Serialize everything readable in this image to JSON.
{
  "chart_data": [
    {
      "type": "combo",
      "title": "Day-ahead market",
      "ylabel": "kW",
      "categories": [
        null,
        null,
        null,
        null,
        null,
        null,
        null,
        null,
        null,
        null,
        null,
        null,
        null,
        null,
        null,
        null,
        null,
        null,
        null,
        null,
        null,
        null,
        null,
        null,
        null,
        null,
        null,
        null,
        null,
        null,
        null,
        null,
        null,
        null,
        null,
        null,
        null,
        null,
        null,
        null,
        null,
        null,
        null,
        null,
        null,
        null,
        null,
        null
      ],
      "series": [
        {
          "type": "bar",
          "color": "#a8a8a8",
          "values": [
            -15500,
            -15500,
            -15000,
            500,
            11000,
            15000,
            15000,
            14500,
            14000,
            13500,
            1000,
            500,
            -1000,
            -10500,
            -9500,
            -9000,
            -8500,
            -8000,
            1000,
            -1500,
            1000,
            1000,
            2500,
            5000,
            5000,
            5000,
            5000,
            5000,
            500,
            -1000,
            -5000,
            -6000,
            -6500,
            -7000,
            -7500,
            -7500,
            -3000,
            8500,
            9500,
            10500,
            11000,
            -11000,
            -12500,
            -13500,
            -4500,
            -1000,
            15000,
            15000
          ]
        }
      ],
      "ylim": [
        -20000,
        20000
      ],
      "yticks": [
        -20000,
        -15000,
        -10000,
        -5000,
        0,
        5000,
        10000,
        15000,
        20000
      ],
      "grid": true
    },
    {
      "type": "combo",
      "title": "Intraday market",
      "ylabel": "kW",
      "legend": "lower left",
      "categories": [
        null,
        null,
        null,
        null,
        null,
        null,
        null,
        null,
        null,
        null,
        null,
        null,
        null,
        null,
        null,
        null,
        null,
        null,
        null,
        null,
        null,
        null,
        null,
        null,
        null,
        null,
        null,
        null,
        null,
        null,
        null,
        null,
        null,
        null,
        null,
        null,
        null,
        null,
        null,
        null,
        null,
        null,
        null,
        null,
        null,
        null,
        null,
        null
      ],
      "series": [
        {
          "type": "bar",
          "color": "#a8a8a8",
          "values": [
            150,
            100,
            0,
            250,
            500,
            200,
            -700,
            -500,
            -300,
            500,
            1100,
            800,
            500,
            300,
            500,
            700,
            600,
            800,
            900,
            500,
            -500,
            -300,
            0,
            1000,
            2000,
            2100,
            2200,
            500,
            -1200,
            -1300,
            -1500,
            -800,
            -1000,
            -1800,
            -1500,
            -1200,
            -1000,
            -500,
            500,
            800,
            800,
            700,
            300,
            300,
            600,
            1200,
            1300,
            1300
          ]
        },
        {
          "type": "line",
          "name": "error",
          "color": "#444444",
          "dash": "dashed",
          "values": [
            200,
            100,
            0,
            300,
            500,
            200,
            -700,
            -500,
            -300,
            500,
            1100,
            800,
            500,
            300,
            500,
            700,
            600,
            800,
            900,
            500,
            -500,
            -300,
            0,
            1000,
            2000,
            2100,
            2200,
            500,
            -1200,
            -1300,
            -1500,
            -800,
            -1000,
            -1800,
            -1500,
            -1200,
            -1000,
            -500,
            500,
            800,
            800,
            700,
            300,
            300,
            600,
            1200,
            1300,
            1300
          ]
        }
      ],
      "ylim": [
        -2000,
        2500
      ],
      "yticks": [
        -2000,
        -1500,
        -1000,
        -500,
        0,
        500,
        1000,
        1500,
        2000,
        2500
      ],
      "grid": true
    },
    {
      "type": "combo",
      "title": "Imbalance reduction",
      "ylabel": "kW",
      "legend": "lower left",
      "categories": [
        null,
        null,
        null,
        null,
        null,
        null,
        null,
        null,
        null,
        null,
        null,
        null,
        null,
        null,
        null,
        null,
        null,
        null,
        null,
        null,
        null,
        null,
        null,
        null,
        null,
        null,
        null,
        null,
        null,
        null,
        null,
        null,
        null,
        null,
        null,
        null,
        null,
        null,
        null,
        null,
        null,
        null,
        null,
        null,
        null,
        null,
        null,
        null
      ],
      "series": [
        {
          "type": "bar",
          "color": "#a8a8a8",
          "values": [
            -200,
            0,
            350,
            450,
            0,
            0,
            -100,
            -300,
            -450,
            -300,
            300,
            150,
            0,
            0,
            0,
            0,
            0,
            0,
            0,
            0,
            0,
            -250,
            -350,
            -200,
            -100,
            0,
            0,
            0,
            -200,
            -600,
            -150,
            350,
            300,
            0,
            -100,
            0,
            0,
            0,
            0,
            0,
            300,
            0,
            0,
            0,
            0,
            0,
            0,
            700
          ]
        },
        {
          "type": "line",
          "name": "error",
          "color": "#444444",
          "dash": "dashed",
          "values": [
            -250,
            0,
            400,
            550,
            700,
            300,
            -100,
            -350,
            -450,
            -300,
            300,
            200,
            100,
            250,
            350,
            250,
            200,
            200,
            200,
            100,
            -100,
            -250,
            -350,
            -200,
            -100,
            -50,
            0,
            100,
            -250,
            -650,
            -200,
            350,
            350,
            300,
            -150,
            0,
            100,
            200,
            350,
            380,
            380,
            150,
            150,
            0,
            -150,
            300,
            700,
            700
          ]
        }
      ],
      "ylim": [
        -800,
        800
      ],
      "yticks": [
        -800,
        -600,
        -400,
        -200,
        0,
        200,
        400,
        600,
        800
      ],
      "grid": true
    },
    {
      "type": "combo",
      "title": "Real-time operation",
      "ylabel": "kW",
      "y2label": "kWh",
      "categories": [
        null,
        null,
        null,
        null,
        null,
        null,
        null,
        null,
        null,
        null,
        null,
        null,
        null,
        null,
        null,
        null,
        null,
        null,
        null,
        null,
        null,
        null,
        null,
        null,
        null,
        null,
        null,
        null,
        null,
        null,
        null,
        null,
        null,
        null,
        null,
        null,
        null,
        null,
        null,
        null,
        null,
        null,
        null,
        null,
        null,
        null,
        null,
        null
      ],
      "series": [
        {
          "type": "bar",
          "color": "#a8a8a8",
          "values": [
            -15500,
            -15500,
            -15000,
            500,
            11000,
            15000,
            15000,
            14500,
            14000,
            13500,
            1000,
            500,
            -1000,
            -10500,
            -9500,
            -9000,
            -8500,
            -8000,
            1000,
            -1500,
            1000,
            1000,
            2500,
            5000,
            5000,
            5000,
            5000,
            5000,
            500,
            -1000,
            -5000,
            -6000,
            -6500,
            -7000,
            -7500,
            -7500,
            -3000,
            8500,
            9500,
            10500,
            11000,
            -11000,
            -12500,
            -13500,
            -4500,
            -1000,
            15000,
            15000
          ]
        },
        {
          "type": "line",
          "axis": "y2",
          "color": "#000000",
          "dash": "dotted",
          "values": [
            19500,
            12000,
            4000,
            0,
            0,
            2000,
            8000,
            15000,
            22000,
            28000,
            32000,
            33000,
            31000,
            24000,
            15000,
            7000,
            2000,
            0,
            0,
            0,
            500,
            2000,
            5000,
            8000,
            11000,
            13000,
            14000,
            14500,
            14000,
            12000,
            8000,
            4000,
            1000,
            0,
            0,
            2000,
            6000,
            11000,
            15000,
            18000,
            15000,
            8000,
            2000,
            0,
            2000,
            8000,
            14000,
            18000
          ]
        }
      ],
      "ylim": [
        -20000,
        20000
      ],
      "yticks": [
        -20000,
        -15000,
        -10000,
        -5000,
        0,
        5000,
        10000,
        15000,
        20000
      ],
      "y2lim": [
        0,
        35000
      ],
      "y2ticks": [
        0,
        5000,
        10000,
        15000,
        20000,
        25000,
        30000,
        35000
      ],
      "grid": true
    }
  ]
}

============

_Task:_ Every record above should be output exactly.

_Output below:_
Serialize everything readable in this image to JSON.
{
  "chart_data": [
    {
      "type": "combo",
      "title": "Day-ahead market",
      "ylabel": "kW",
      "categories": [
        null,
        null,
        null,
        null,
        null,
        null,
        null,
        null,
        null,
        null,
        null,
        null,
        null,
        null,
        null,
        null,
        null,
        null,
        null,
        null,
        null,
        null,
        null,
        null,
        null,
        null,
        null,
        null,
        null,
        null,
        null,
        null,
        null,
        null,
        null,
        null,
        null,
        null,
        null,
        null,
        null,
        null,
        null,
        null,
        null,
        null,
        null,
        null
      ],
      "series": [
        {
          "type": "bar",
          "color": "#a8a8a8",
          "values": [
            -15500,
            -15500,
            -15000,
            500,
            11000,
            15000,
            15000,
            14500,
            14000,
            13500,
            1000,
            500,
            -1000,
            -10500,
            -9500,
            -9000,
            -8500,
            -8000,
            1000,
            -1500,
            1000,
            1000,
            2500,
            5000,
            5000,
            5000,
            5000,
            5000,
            500,
            -1000,
            -5000,
            -6000,
            -6500,
            -7000,
            -7500,
            -7500,
            -3000,
            8500,
            9500,
            10500,
            11000,
            -11000,
            -12500,
            -13500,
            -4500,
            -1000,
            15000,
            15000
          ]
        }
      ],
      "ylim": [
        -20000,
        20000
      ],
      "yticks": [
        -20000,
        -15000,
        -10000,
        -5000,
        0,
        5000,
        10000,
        15000,
        20000
      ],
      "grid": true
    },
    {
      "type": "combo",
      "title": "Intraday market",
      "ylabel": "kW",
      "legend": "lower left",
      "categories": [
        null,
        null,
        null,
        null,
        null,
        null,
        null,
        null,
        null,
        null,
        null,
        null,
        null,
        null,
        null,
        null,
        null,
        null,
        null,
        null,
        null,
        null,
        null,
        null,
        null,
        null,
        null,
        null,
        null,
        null,
        null,
        null,
        null,
        null,
        null,
        null,
        null,
        null,
        null,
        null,
        null,
        null,
        null,
        null,
        null,
        null,
        null,
        null
      ],
      "series": [
        {
          "type": "bar",
          "color": "#a8a8a8",
          "values": [
            150,
            100,
            0,
            250,
            500,
            200,
            -700,
            -500,
            -300,
            500,
            1100,
            800,
            500,
            300,
            500,
            700,
            600,
            800,
            900,
            500,
            -500,
            -300,
            0,
            1000,
            2000,
            2100,
            2200,
            500,
            -1200,
            -1300,
            -1500,
            -800,
            -1000,
            -1800,
            -1500,
            -1200,
            -1000,
            -500,
            500,
            800,
            800,
            700,
            300,
            300,
            600,
            1200,
            1300,
            1300
          ]
        },
        {
          "type": "line",
          "name": "error",
          "color": "#444444",
          "dash": "dashed",
          "values": [
            200,
            100,
            0,
            300,
            500,
            200,
            -700,
            -500,
            -300,
            500,
            1100,
            800,
            500,
            300,
            500,
            700,
            600,
            800,
            900,
            500,
            -500,
            -300,
            0,
            1000,
            2000,
            2100,
            2200,
            500,
            -1200,
            -1300,
            -1500,
            -800,
            -1000,
            -1800,
            -1500,
            -1200,
            -1000,
            -500,
            500,
            800,
            800,
            700,
            300,
            300,
            600,
            1200,
            1300,
            1300
          ]
        }
      ],
      "ylim": [
        -2000,
        2500
      ],
      "yticks": [
        -2000,
        -1500,
        -1000,
        -500,
        0,
        500,
        1000,
        1500,
        2000,
        2500
      ],
      "grid": true
    },
    {
      "type": "combo",
      "title": "Imbalance reduction",
      "ylabel": "kW",
      "legend": "lower left",
      "categories": [
        null,
        null,
        null,
        null,
        null,
        null,
        null,
        null,
        null,
        null,
        null,
        null,
        null,
        null,
        null,
        null,
        null,
        null,
        null,
        null,
        null,
        null,
        null,
        null,
        null,
        null,
        null,
        null,
        null,
        null,
        null,
        null,
        null,
        null,
        null,
        null,
        null,
        null,
        null,
        null,
        null,
        null,
        null,
        null,
        null,
        null,
        null,
        null
      ],
      "series": [
        {
          "type": "bar",
          "color": "#a8a8a8",
          "values": [
            -200,
            0,
            350,
            450,
            0,
            0,
            -100,
            -300,
            -450,
            -300,
            300,
            150,
            0,
            0,
            0,
            0,
            0,
            0,
            0,
            0,
            0,
            -250,
            -350,
            -200,
            -100,
            0,
            0,
            0,
            -200,
            -600,
            -150,
            350,
            300,
            0,
            -100,
            0,
            0,
            0,
            0,
            0,
            300,
            0,
            0,
            0,
            0,
            0,
            0,
            700
          ]
        },
        {
          "type": "line",
          "name": "error",
          "color": "#444444",
          "dash": "dashed",
          "values": [
            -250,
            0,
            400,
            550,
            700,
            300,
            -100,
            -350,
            -450,
            -300,
            300,
            200,
            100,
            250,
            350,
            250,
            200,
            200,
            200,
            100,
            -100,
            -250,
            -350,
            -200,
            -100,
            -50,
            0,
            100,
            -250,
            -650,
            -200,
            350,
            350,
            300,
            -150,
            0,
            100,
            200,
            350,
            380,
            380,
            150,
            150,
            0,
            -150,
            300,
            700,
            700
          ]
        }
      ],
      "ylim": [
        -800,
        800
      ],
      "yticks": [
        -800,
        -600,
        -400,
        -200,
        0,
        200,
        400,
        600,
        800
      ],
      "grid": true
    },
    {
      "type": "combo",
      "title": "Real-time operation",
      "ylabel": "kW",
      "y2label": "kWh",
      "categories": [
        null,
        null,
        null,
        null,
        null,
        null,
        null,
        null,
        null,
        null,
        null,
        null,
        null,
        null,
        null,
        null,
        null,
        null,
        null,
        null,
        null,
        null,
        null,
        null,
        null,
        null,
        null,
        null,
        null,
        null,
        null,
        null,
        null,
        null,
        null,
        null,
        null,
        null,
        null,
        null,
        null,
        null,
        null,
        null,
        null,
        null,
        null,
        null
      ],
      "series": [
        {
          "type": "bar",
          "color": "#a8a8a8",
          "values": [
            -15500,
            -15500,
            -15000,
            500,
            11000,
            15000,
            15000,
            14500,
            14000,
            13500,
            1000,
            500,
            -1000,
            -10500,
            -9500,
            -9000,
            -8500,
            -8000,
            1000,
            -1500,
            1000,
            1000,
            2500,
            5000,
            5000,
            5000,
            5000,
            5000,
            500,
            -1000,
            -5000,
            -6000,
            -6500,
            -7000,
            -7500,
            -7500,
            -3000,
            8500,
            9500,
            10500,
            11000,
            -11000,
            -12500,
            -13500,
            -4500,
            -1000,
            15000,
            15000
          ]
        },
        {
          "type": "line",
          "axis": "y2",
          "color": "#000000",
          "dash": "dotted",
          "values": [
            19500,
            12000,
            4000,
            0,
            0,
            2000,
            8000,
            15000,
            22000,
            28000,
            32000,
            33000,
            31000,
            24000,
            15000,
            7000,
            2000,
            0,
            0,
            0,
            500,
            2000,
            5000,
            8000,
            11000,
            13000,
            14000,
            14500,
            14000,
            12000,
            8000,
            4000,
            1000,
            0,
            0,
            2000,
            6000,
            11000,
            15000,
            18000,
            15000,
            8000,
            2000,
            0,
            2000,
            8000,
            14000,
            18000
          ]
        }
      ],
      "ylim": [
        -20000,
        20000
      ],
      "yticks": [
        -20000,
        -15000,
        -10000,
        -5000,
        0,
        5000,
        10000,
        15000,
        20000
      ],
      "y2lim": [
        0,
        35000
      ],
      "y2ticks": [
        0,
        5000,
        10000,
        15000,
        20000,
        25000,
        30000,
        35000
      ],
      "grid": true
    }
  ]
}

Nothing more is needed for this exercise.